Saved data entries
┄┄┄┄┄┄┄┄┄┄
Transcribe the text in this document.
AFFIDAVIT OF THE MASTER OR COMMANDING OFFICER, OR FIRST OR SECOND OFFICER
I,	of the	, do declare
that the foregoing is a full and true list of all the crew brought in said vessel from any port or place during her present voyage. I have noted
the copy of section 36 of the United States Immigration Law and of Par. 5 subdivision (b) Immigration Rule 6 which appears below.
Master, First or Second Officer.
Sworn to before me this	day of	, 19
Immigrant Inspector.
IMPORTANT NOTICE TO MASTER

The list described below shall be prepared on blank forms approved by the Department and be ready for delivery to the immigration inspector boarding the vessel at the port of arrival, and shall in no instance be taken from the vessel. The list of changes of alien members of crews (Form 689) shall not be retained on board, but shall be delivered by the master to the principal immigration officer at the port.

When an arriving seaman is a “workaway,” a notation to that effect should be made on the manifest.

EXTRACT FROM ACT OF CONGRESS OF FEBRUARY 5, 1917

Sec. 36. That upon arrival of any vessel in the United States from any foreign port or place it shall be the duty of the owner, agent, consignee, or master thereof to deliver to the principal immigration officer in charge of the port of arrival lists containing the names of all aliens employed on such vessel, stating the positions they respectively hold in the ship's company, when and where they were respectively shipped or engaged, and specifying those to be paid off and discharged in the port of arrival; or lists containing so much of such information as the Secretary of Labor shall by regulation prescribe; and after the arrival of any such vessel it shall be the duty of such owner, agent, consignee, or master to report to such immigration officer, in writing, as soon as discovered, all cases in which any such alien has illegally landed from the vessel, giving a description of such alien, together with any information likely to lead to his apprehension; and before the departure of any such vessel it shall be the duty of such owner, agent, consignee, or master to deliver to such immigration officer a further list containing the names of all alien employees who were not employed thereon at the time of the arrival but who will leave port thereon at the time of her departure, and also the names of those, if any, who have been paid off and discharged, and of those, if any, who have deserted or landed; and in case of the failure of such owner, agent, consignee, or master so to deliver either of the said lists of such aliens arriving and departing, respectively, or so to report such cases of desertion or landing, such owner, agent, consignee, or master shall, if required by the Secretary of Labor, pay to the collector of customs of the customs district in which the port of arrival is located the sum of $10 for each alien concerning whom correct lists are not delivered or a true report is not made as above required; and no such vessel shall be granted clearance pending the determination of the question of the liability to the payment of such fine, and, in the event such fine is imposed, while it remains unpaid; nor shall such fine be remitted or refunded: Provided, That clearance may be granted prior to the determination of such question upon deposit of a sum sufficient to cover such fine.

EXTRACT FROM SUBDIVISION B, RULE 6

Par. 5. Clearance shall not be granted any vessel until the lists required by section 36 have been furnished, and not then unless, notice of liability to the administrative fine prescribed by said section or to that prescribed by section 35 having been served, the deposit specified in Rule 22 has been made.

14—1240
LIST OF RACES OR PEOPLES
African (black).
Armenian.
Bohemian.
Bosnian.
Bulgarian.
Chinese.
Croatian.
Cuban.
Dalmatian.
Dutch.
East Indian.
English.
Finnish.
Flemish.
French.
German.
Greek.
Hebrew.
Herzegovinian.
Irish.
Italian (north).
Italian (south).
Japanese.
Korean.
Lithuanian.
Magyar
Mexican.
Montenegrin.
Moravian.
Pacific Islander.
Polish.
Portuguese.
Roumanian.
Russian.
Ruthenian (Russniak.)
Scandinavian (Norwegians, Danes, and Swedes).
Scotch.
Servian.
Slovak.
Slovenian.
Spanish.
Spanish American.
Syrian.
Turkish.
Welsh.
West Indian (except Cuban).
┄┄┄┄┄┄┄┄┄┄
- **What needs to be done**:
From the first line to the last, please quote the material above exactly.

- **Exercise output**:
Transcribe the text in this document.
AFFIDAVIT OF THE MASTER OR COMMANDING OFFICER, OR FIRST OR SECOND OFFICER
I,	of the	, do declare
that the foregoing is a full and true list of all the crew brought in said vessel from any port or place during her present voyage. I have noted
the copy of section 36 of the United States Immigration Law and of Par. 5 subdivision (b) Immigration Rule 6 which appears below.
Master, First or Second Officer.
Sworn to before me this	day of	, 19
Immigrant Inspector.
IMPORTANT NOTICE TO MASTER

The list described below shall be prepared on blank forms approved by the Department and be ready for delivery to the immigration inspector boarding the vessel at the port of arrival, and shall in no instance be taken from the vessel. The list of changes of alien members of crews (Form 689) shall not be retained on board, but shall be delivered by the master to the principal immigration officer at the port.

When an arriving seaman is a “workaway,” a notation to that effect should be made on the manifest.

EXTRACT FROM ACT OF CONGRESS OF FEBRUARY 5, 1917

Sec. 36. That upon arrival of any vessel in the United States from any foreign port or place it shall be the duty of the owner, agent, consignee, or master thereof to deliver to the principal immigration officer in charge of the port of arrival lists containing the names of all aliens employed on such vessel, stating the positions they respectively hold in the ship's company, when and where they were respectively shipped or engaged, and specifying those to be paid off and discharged in the port of arrival; or lists containing so much of such information as the Secretary of Labor shall by regulation prescribe; and after the arrival of any such vessel it shall be the duty of such owner, agent, consignee, or master to report to such immigration officer, in writing, as soon as discovered, all cases in which any such alien has illegally landed from the vessel, giving a description of such alien, together with any information likely to lead to his apprehension; and before the departure of any such vessel it shall be the duty of such owner, agent, consignee, or master to deliver to such immigration officer a further list containing the names of all alien employees who were not employed thereon at the time of the arrival but who will leave port thereon at the time of her departure, and also the names of those, if any, who have been paid off and discharged, and of those, if any, who have deserted or landed; and in case of the failure of such owner, agent, consignee, or master so to deliver either of the said lists of such aliens arriving and departing, respectively, or so to report such cases of desertion or landing, such owner, agent, consignee, or master shall, if required by the Secretary of Labor, pay to the collector of customs of the customs district in which the port of arrival is located the sum of $10 for each alien concerning whom correct lists are not delivered or a true report is not made as above required; and no such vessel shall be granted clearance pending the determination of the question of the liability to the payment of such fine, and, in the event such fine is imposed, while it remains unpaid; nor shall such fine be remitted or refunded: Provided, That clearance may be granted prior to the determination of such question upon deposit of a sum sufficient to cover such fine.

EXTRACT FROM SUBDIVISION B, RULE 6

Par. 5. Clearance shall not be granted any vessel until the lists required by section 36 have been furnished, and not then unless, notice of liability to the administrative fine prescribed by said section or to that prescribed by section 35 having been served, the deposit specified in Rule 22 has been made.

14—1240
LIST OF RACES OR PEOPLES
African (black).
Armenian.
Bohemian.
Bosnian.
Bulgarian.
Chinese.
Croatian.
Cuban.
Dalmatian.
Dutch.
East Indian.
English.
Finnish.
Flemish.
French.
German.
Greek.
Hebrew.
Herzegovinian.
Irish.
Italian (north).
Italian (south).
Japanese.
Korean.
Lithuanian.
Magyar
Mexican.
Montenegrin.
Moravian.
Pacific Islander.
Polish.
Portuguese.
Roumanian.
Russian.
Ruthenian (Russniak.)
Scandinavian (Norwegians, Danes, and Swedes).
Scotch.
Servian.
Slovak.
Slovenian.
Spanish.
Spanish American.
Syrian.
Turkish.
Welsh.
West Indian (except Cuban).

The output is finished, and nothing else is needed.